:: TAREFAS PROPOSTAS ::
• 1. No texto sobre a dependência, em que patamar se diz que a dependência vive?
• 2. Reproduza o trecho do texto sobre a dependência que vai desde "O que não é" até "a sobrevivência básicas.", inclusive.

Famílias e amigos perguntam-se: "Porque é que não mudas de vida?!"
Para a maior parte das pessoas uma dependência ou é um problema de comportamento. Vivemos na ideia de que o que fazemos todos os dias são escolhas relacionadas com a lógica e com a nossa capacidade de manter a coerência com o que poderíamos chamar os valores básicos da vida.
O que não é fácil de compreender é que o dependente não vive nesse patamar da realidade, vive noutro, que também é comum a toda a gente, mas do qual temos menos consciência, porque funciona por automatismos e tem a ver com a química e a sobrevivência básicas.
Quando fazemos um discurso eloquente ao adicto acerca das vantagens de mudar e dos inconvenientes de se manter preso, o que fica retido é algo como Buoo-buooo-buoooo... simplesmente não faz qualquer sentido. Estamos a falar uma linguagem que não chega ao patamar onde a dependência vive. A dependência vive num patamar químico e orgânico onde o que se decide tem a ver apenas com sobreviver.
Podemos compreender melhor porque é que para sobreviver o dependente escolhe as opções claramente destrutivas se pensarmos, por exemplo, nas alergias ou nas doenças auto-imunes. São uma espécie de equívocos que colocam o corpo a lutar consigo mesmo na "ideia" de que está a defender-se e a preservar a sua sobrevivência, por vezes com sintomas muito desagradáveis e mesmo conduzindo o corpo à morte.
Um equívoco como estes conduz quimicamente o corpo a acreditar que o objecto da adicção é o garante de sobrevivência e, daí em diante não manter a dependência é o mesmo que representaría para um indivíduo saudável ficar privado de comer ou beber a título definitivo. Só que muito pior. Porque além da componente química existe a componente vivencial, que tem a ver com a doença de vida, que está notalmente enredada em convicções, traumas, crenças pessoais que conduziram a uma auto-imagem e uma noção da realidade exterior totalmente deturpadas.
Isto é verdade para todas as dependências e não apenas as químicas. na realidade todas as dependências são químicas de alguma forma. Todas nos indicam um caminho errado para a sobrevivência, e todas deturpam toda a nossa vida psiquica a fim de nos levar a esse conceito erróneo de preservação da vida a um nível neuronal que nada tem a ver com a moral ou a eloquência.
Infelizmente, família e amigos insistem em ter "aquela conversa" que vai fazer a diferença e depois entendem a "falha" do adicto como um desrespeito pessoal e uma falta de consideração para com quem o rodeia. Infelizmente porque se gasta o recurso do respeito mútuo em conversas inúteis porque se baseiam na ignorância do que está em causa. E infelizmente porque se corrompem as ferramentas de que o adicto precisa para se erguer das cinzas com culpabilizações e conflitos que minam mais do que constroem.
O adicto precisa de se tratar, sim. E costuma não querer, é verdade. É disso que se faz a doença de que sofre. É duro e doi imenso vê-lo assim e sofrer as consequências de ter assim alguem de quem gostamos, é verdade.
Este é um assunto grave, que não pode ser entendido de ânimo leve, não se trata de: Virar as costas e ir pensar noutra coisa. O adicto que se desembrulhe.
No entanto, convém saber o que fazer e não fazer, e começar a aceitar as indicações dos técnicos de saúde, e começar a fazer terapia, e começar a fazer o que for realmente útil, em lugar de continuar a fazer apenas parte de um ciclo doente, indefinidamente, na esperança de que se controlarmos da forma certa, e dissermos a palavra certa, aquela pessoa vai mudar de vida e depois fica tudo certo. Porquê?
Porque isso nunca vai suceder assim.

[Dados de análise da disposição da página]
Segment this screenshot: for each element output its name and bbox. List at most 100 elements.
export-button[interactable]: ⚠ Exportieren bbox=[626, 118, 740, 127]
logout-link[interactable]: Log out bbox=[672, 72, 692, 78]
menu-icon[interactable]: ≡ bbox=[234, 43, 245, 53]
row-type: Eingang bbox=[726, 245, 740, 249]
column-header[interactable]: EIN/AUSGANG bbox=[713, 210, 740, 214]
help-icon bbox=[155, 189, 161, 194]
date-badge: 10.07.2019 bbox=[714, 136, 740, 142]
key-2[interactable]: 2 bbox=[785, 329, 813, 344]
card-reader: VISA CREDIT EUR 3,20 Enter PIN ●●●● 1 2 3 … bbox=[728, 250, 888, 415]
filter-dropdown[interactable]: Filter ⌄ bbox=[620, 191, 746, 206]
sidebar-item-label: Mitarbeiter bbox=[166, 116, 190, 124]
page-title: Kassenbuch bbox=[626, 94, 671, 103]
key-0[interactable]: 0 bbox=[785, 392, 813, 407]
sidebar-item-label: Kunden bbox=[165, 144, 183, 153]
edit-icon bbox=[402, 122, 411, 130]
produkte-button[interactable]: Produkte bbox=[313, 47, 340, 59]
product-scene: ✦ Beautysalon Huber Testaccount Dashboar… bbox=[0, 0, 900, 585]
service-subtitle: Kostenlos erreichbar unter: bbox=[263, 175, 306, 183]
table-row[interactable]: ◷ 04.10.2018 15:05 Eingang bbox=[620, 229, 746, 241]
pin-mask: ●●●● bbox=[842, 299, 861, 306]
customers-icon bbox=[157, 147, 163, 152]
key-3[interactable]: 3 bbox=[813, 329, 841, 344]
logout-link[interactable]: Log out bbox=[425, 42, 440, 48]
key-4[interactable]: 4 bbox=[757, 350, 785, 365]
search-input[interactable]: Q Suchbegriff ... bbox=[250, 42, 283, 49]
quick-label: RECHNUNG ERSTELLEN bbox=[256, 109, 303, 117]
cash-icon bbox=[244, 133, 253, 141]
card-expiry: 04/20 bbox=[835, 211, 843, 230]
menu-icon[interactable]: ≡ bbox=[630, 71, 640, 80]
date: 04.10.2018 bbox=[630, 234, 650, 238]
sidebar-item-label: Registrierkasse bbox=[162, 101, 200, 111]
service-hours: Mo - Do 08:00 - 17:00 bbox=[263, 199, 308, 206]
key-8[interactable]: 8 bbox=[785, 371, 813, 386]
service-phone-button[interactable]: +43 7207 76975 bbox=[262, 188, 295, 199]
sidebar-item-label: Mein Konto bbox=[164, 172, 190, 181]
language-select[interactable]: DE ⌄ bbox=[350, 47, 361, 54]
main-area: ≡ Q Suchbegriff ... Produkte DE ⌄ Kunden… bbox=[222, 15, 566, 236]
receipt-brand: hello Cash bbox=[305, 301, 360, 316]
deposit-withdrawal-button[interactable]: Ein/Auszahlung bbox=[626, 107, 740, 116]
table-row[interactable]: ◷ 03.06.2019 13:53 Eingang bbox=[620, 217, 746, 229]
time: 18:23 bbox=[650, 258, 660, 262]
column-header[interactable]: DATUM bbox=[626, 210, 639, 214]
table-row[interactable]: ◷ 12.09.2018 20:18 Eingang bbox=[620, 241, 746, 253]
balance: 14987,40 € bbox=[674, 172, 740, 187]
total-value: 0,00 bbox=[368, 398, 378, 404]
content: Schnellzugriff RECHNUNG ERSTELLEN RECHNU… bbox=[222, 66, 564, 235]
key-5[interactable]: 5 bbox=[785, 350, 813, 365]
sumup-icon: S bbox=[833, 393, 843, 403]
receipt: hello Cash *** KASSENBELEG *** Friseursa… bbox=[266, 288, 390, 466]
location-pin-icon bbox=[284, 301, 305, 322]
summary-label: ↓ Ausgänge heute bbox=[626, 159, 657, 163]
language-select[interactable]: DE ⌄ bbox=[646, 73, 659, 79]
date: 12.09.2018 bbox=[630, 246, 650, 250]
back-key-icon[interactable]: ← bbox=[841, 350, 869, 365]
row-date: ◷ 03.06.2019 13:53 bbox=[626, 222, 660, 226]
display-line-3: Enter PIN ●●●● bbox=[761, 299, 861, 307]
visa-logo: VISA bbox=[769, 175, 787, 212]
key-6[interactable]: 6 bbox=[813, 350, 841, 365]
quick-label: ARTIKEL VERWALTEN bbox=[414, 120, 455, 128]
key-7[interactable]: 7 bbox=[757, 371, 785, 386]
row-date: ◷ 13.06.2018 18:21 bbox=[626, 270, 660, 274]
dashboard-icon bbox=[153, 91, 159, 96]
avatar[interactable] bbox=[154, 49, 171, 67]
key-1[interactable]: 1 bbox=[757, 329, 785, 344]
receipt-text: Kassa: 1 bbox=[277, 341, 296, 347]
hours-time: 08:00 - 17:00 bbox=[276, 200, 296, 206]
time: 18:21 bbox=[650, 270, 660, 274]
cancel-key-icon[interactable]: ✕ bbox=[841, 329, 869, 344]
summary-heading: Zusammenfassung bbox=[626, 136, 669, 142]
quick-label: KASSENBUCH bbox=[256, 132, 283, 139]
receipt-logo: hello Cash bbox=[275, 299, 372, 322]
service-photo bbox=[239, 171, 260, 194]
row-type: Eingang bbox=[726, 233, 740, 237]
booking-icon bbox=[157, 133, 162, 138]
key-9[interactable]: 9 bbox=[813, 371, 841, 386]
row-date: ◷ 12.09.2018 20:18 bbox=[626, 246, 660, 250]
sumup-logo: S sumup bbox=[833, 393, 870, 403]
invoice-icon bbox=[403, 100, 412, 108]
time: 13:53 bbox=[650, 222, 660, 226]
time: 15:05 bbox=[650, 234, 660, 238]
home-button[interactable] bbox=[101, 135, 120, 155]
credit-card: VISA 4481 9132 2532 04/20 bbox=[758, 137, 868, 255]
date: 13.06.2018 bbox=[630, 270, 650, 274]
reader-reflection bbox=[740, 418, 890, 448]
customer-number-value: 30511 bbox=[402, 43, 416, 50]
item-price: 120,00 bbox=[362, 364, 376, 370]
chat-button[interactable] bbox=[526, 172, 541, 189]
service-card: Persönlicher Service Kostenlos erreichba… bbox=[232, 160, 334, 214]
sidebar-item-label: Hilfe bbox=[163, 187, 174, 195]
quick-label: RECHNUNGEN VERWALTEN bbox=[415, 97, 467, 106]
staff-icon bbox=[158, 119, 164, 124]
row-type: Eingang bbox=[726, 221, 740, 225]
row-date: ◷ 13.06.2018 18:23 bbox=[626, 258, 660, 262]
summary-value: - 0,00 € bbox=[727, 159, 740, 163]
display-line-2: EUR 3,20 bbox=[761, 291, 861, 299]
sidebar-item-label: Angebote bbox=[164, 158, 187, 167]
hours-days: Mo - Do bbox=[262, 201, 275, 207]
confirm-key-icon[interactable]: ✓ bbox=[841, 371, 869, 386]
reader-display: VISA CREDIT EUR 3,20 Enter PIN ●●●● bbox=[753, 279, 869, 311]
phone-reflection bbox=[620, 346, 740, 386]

:: RESPOSTAS ESCRITAS ::
• 1. Num patamar químico e orgânico, onde o que se decide tem a ver apenas com sobreviver.

• 2.
O que não é fácil de compreender é que o dependente não vive nesse patamar da realidade, vive noutro, que também é comum a toda a gente, mas do qual temos menos consciência, porque funciona por automatismos e tem a ver com a química e a sobrevivência básicas.